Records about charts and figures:

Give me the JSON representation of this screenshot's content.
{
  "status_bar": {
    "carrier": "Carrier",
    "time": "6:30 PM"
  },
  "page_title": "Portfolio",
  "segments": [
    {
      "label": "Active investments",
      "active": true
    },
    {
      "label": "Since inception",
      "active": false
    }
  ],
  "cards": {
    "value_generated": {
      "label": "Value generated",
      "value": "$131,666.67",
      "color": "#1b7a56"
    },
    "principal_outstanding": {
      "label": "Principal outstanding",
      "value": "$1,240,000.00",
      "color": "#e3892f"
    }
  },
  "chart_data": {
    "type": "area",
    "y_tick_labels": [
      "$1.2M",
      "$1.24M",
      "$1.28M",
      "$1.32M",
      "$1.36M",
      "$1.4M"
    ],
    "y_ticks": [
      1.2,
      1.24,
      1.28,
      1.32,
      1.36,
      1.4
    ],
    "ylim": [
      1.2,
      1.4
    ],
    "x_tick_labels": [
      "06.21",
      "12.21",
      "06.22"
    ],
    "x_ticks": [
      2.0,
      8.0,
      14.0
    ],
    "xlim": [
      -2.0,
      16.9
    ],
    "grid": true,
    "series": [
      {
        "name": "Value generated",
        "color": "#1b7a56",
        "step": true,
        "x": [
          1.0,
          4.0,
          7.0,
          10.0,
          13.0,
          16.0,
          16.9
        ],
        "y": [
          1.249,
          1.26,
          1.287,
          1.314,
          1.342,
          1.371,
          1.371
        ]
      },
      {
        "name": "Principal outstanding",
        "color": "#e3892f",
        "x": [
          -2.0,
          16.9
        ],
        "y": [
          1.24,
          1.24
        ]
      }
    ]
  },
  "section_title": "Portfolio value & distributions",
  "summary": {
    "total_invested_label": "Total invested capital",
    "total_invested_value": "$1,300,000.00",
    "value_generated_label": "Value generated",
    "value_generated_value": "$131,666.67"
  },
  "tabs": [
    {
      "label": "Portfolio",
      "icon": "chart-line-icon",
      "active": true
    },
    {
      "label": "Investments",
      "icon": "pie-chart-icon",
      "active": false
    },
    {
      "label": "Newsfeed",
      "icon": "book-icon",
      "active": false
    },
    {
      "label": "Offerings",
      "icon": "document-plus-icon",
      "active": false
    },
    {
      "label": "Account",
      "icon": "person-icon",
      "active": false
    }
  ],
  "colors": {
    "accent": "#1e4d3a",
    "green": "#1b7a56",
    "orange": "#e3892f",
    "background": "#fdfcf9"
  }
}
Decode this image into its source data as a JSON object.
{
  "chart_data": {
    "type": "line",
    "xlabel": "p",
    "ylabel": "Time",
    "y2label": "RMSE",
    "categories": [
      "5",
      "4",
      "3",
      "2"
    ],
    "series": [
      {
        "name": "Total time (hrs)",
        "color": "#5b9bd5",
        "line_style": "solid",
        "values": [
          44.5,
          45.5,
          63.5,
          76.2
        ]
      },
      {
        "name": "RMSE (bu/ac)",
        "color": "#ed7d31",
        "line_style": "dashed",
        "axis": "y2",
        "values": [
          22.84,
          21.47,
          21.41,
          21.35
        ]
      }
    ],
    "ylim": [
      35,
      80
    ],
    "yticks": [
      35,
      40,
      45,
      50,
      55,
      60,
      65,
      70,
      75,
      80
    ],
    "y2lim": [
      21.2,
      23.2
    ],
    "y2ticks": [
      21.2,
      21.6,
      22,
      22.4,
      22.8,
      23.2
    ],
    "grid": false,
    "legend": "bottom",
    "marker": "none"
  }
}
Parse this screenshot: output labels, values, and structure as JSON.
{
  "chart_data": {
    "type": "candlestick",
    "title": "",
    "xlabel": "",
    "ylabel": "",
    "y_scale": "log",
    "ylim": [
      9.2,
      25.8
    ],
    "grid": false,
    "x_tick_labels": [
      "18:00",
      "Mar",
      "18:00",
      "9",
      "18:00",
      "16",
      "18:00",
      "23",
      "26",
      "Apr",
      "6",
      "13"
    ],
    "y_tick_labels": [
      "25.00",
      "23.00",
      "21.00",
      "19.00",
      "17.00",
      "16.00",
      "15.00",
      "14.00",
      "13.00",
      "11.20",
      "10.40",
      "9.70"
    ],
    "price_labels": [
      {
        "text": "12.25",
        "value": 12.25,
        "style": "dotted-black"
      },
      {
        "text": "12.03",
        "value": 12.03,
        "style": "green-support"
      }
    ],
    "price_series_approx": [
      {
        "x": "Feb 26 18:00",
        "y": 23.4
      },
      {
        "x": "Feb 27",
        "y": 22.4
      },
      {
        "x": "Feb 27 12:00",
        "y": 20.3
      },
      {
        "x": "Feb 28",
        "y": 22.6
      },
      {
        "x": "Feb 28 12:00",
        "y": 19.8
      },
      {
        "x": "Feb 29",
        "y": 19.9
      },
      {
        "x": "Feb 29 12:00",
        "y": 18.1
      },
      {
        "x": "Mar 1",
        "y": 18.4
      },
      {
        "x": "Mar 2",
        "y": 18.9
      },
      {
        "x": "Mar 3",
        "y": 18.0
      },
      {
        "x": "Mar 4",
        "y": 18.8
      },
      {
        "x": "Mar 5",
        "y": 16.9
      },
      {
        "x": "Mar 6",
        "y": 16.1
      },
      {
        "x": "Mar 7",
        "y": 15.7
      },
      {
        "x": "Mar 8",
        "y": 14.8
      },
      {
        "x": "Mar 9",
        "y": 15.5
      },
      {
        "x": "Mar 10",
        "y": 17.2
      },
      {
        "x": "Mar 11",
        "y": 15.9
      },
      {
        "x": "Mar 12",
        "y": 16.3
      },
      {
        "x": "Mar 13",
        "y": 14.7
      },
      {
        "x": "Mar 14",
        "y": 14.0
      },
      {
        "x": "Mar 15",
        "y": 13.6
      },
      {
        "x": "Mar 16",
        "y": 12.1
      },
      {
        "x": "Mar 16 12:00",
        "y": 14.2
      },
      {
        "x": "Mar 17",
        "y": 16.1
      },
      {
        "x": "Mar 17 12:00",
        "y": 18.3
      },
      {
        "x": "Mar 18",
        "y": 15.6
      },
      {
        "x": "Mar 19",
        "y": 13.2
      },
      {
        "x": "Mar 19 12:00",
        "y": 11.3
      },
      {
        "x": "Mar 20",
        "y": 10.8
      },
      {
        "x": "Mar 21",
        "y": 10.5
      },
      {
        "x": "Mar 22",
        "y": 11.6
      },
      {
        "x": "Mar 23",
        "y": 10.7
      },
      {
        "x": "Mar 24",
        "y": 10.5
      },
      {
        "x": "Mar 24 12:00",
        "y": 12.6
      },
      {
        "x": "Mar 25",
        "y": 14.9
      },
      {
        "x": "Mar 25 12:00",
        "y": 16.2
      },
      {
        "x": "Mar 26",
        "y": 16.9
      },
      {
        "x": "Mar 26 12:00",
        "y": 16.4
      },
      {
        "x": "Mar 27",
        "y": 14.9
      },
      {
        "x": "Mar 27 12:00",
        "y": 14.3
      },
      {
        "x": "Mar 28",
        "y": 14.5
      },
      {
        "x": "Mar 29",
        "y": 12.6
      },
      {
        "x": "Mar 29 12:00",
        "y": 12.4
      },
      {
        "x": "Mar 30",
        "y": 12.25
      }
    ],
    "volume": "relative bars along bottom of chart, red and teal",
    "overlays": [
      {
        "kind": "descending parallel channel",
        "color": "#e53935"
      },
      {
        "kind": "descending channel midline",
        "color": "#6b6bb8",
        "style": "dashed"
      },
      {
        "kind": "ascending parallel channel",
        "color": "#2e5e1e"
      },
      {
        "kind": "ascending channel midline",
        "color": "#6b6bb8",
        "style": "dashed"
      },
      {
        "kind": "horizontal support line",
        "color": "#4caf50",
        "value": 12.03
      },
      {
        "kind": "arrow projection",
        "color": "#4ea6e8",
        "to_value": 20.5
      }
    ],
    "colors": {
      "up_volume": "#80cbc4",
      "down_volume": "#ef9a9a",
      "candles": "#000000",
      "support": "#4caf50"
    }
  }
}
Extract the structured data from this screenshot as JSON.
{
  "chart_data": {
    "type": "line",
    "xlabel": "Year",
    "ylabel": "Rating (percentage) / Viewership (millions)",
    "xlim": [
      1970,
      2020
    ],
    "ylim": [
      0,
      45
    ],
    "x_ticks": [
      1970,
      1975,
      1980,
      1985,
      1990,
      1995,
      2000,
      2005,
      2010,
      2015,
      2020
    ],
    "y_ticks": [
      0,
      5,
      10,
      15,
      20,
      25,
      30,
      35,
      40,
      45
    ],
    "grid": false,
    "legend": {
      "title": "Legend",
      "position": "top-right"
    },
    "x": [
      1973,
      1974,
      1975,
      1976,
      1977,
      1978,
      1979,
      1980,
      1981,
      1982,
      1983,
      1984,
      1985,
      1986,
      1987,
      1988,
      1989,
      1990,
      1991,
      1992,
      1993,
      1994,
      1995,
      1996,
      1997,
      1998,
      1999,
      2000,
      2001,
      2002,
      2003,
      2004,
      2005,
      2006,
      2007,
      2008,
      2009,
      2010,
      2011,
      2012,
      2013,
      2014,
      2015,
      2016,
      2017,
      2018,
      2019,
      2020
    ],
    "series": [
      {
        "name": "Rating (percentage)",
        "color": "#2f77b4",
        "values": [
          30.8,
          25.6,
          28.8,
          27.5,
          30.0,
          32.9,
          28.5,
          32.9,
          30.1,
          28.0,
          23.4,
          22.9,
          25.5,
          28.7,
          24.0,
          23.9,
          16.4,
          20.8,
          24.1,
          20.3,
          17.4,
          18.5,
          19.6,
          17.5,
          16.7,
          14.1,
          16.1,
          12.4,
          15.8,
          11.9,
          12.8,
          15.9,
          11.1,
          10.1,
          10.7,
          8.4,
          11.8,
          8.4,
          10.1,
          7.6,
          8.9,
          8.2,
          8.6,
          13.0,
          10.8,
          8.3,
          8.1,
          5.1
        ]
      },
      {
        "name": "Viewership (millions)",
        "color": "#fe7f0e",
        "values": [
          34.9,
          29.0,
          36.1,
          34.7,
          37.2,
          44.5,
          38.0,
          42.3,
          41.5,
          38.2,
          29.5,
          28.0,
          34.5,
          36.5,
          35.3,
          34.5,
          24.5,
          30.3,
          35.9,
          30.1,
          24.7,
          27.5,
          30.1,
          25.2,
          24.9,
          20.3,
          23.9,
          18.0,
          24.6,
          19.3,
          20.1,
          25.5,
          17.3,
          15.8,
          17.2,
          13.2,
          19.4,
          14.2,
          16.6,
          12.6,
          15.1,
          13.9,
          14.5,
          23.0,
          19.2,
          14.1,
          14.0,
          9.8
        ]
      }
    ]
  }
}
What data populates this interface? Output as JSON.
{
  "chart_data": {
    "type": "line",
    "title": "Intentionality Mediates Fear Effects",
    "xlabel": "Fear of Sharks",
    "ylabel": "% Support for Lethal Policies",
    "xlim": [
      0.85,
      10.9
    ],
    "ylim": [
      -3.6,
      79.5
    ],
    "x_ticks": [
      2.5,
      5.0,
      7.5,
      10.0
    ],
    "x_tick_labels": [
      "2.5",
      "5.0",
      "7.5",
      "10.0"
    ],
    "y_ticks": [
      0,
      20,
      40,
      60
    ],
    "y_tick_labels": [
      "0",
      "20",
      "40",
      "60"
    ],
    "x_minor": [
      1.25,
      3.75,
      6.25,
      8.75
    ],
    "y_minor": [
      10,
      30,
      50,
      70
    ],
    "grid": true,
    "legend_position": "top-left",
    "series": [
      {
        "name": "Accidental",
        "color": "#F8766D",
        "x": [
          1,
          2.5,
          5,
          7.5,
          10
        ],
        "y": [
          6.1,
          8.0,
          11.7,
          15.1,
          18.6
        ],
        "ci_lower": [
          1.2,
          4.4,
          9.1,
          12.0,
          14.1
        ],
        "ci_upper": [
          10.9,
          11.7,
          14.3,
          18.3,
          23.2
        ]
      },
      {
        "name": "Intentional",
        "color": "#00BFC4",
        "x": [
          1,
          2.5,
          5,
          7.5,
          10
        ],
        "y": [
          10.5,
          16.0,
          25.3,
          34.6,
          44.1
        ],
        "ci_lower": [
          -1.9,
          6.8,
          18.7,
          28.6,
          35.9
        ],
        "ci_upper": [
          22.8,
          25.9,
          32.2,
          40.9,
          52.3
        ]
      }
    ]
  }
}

PROBLEM DETAILS: Write out every line of the entries that holds the word "ylabel".

TASK RESULT:
    "ylabel": "Time",
    "ylabel": "",
    "ylabel": "Rating (percentage) / Viewership (millions)",
    "ylabel": "% Support for Lethal Policies",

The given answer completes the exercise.